— BEGIN SOURCE RECORDS —

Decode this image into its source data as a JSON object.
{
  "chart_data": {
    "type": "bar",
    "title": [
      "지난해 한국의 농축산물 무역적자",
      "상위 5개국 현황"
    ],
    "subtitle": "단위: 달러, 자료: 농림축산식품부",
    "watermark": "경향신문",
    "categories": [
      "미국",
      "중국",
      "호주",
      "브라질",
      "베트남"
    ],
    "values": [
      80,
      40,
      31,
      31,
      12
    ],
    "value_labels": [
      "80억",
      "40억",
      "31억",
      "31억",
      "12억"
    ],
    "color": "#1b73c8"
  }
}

— END SOURCE RECORDS —

• WHAT TO WORK ON
Each line of the material should be echoed exactly.

• EXERCISE ANSWER
Decode this image into its source data as a JSON object.
{
  "chart_data": {
    "type": "bar",
    "title": [
      "지난해 한국의 농축산물 무역적자",
      "상위 5개국 현황"
    ],
    "subtitle": "단위: 달러, 자료: 농림축산식품부",
    "watermark": "경향신문",
    "categories": [
      "미국",
      "중국",
      "호주",
      "브라질",
      "베트남"
    ],
    "values": [
      80,
      40,
      31,
      31,
      12
    ],
    "value_labels": [
      "80억",
      "40억",
      "31억",
      "31억",
      "12억"
    ],
    "color": "#1b73c8"
  }
}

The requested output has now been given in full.